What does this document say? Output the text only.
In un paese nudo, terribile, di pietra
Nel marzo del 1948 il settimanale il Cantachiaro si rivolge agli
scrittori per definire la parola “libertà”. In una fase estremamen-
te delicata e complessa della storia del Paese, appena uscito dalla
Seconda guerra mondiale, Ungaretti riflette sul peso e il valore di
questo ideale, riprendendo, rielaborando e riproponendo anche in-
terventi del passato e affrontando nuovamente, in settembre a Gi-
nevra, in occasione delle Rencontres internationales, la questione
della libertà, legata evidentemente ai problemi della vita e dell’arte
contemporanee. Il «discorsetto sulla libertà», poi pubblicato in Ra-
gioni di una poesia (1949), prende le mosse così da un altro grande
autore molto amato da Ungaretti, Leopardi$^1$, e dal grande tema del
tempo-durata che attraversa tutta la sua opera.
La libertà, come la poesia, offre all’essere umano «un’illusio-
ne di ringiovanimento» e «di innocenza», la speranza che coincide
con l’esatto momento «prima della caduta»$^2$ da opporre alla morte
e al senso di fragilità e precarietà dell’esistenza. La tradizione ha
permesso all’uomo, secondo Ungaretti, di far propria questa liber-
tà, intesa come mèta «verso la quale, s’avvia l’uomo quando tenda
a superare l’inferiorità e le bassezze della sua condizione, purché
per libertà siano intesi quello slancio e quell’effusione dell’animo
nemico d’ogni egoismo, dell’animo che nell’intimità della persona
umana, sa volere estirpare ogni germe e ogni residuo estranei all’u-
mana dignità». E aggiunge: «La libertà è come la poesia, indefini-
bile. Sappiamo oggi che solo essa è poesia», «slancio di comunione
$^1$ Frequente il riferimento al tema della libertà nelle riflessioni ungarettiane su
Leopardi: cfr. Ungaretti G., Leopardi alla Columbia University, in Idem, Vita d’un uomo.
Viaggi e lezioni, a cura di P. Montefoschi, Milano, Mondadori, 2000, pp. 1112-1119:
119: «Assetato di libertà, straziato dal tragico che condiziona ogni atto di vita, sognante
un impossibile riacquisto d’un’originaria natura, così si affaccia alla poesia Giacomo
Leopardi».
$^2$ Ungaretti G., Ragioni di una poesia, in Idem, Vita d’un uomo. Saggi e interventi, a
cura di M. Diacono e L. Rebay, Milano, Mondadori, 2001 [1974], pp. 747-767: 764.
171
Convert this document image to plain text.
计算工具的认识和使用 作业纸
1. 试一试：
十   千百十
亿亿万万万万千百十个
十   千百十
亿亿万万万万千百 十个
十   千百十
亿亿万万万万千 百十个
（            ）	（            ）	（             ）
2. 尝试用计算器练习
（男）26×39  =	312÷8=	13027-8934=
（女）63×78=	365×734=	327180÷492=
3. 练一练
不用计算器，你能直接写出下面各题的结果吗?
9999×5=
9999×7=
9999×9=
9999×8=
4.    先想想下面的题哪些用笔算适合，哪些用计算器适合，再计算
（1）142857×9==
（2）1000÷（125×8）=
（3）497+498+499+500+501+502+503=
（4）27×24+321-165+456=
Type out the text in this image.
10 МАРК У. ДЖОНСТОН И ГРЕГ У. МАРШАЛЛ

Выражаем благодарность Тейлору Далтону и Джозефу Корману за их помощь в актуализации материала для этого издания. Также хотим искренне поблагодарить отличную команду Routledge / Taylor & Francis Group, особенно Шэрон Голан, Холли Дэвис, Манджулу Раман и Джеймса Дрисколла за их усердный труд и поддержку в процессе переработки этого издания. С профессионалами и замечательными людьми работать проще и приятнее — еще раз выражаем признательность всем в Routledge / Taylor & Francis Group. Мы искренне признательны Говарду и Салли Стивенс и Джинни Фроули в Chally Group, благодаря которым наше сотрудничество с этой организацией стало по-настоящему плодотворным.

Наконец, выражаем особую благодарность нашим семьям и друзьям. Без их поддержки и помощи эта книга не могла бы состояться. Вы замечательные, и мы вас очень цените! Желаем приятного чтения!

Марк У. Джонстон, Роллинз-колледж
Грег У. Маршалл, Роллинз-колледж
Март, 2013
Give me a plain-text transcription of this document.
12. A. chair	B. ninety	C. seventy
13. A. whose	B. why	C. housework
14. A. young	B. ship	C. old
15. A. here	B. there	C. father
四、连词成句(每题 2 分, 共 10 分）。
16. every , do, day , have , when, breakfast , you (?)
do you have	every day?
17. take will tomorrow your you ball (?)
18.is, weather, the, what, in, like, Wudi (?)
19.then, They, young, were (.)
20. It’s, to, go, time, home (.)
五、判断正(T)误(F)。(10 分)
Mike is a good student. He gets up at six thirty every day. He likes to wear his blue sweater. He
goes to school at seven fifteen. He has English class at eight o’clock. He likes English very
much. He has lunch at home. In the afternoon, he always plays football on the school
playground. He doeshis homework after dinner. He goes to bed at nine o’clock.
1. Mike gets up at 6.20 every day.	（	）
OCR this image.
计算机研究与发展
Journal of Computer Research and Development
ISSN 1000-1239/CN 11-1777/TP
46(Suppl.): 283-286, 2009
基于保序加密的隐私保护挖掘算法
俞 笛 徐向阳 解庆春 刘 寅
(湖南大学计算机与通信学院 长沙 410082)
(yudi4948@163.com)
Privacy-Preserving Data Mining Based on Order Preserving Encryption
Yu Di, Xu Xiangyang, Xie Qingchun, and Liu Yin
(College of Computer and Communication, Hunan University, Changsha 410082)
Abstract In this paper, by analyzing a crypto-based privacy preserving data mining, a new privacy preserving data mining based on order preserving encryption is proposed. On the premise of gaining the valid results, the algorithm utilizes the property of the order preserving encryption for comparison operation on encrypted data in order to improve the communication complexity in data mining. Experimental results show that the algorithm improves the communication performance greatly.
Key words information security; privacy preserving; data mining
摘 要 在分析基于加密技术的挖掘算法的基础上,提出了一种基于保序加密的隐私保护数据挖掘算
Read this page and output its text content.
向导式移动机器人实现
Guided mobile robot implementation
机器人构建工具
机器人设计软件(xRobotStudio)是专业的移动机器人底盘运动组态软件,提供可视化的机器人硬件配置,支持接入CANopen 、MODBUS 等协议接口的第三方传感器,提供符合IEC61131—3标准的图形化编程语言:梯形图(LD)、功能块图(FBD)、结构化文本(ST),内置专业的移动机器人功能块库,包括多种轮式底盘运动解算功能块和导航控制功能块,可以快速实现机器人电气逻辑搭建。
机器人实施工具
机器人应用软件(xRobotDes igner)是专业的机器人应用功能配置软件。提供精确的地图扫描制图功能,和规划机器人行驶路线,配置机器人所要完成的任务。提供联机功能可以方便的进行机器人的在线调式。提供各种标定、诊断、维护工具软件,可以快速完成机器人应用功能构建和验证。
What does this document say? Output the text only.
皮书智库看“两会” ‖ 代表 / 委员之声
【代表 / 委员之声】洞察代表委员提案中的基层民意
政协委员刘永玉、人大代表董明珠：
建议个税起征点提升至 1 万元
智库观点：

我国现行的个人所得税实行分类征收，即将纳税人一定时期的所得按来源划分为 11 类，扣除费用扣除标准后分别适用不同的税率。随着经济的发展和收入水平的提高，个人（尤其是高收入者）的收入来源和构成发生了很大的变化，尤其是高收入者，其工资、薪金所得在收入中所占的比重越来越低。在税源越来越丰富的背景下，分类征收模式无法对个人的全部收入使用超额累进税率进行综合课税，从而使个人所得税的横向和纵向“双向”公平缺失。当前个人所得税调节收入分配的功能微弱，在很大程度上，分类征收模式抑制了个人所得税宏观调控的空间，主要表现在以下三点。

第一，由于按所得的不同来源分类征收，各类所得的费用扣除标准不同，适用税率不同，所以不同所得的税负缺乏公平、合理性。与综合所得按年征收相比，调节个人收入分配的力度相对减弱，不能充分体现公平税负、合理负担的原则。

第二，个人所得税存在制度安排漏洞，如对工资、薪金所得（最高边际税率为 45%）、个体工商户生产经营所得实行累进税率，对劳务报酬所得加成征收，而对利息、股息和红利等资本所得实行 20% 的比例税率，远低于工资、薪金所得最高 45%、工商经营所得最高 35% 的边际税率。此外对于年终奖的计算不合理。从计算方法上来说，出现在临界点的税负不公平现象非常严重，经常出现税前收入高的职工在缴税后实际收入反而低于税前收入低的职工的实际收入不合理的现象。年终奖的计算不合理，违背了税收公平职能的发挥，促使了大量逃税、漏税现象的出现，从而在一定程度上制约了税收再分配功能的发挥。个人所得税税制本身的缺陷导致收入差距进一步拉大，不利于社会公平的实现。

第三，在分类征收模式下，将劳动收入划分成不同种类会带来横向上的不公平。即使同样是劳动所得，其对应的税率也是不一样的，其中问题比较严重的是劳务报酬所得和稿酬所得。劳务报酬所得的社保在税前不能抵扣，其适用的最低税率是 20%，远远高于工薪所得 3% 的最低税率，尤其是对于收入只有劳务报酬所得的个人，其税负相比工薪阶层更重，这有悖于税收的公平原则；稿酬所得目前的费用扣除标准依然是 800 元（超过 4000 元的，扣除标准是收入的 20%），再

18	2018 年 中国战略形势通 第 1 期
============================================================
## Given request
Copy the lines from the entries above in which the word "slancio" appears.

## Task output
per libertà siano intesi quello slancio e quell’effusione dell’animo
bile. Sappiamo oggi che solo essa è poesia», «slancio di comunione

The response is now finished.